Written task: Send back all the data below, exactly as given.

Given records:
________

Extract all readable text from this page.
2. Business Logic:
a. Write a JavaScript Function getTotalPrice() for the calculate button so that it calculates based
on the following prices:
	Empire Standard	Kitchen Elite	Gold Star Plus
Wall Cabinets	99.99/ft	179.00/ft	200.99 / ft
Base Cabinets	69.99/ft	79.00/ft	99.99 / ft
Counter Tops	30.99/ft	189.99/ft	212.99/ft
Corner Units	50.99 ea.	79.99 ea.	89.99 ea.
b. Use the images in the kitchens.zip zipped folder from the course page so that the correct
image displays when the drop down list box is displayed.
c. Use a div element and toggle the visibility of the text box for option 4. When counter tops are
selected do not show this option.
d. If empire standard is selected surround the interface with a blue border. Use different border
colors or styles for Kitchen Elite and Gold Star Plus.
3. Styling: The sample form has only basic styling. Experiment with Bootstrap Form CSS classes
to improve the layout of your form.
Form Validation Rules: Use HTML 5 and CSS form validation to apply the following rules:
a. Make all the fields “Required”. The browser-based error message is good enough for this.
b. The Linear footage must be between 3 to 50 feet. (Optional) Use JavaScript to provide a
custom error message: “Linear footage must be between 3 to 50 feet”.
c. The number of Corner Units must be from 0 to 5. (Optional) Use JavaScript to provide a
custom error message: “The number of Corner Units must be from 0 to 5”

________

Result of this exercise:
Extract all readable text from this page.
2. Business Logic:
a. Write a JavaScript Function getTotalPrice() for the calculate button so that it calculates based
on the following prices:
	Empire Standard	Kitchen Elite	Gold Star Plus
Wall Cabinets	99.99/ft	179.00/ft	200.99 / ft
Base Cabinets	69.99/ft	79.00/ft	99.99 / ft
Counter Tops	30.99/ft	189.99/ft	212.99/ft
Corner Units	50.99 ea.	79.99 ea.	89.99 ea.
b. Use the images in the kitchens.zip zipped folder from the course page so that the correct
image displays when the drop down list box is displayed.
c. Use a div element and toggle the visibility of the text box for option 4. When counter tops are
selected do not show this option.
d. If empire standard is selected surround the interface with a blue border. Use different border
colors or styles for Kitchen Elite and Gold Star Plus.
3. Styling: The sample form has only basic styling. Experiment with Bootstrap Form CSS classes
to improve the layout of your form.
Form Validation Rules: Use HTML 5 and CSS form validation to apply the following rules:
a. Make all the fields “Required”. The browser-based error message is good enough for this.
b. The Linear footage must be between 3 to 50 feet. (Optional) Use JavaScript to provide a
custom error message: “Linear footage must be between 3 to 50 feet”.
c. The number of Corner Units must be from 0 to 5. (Optional) Use JavaScript to provide a
custom error message: “The number of Corner Units must be from 0 to 5”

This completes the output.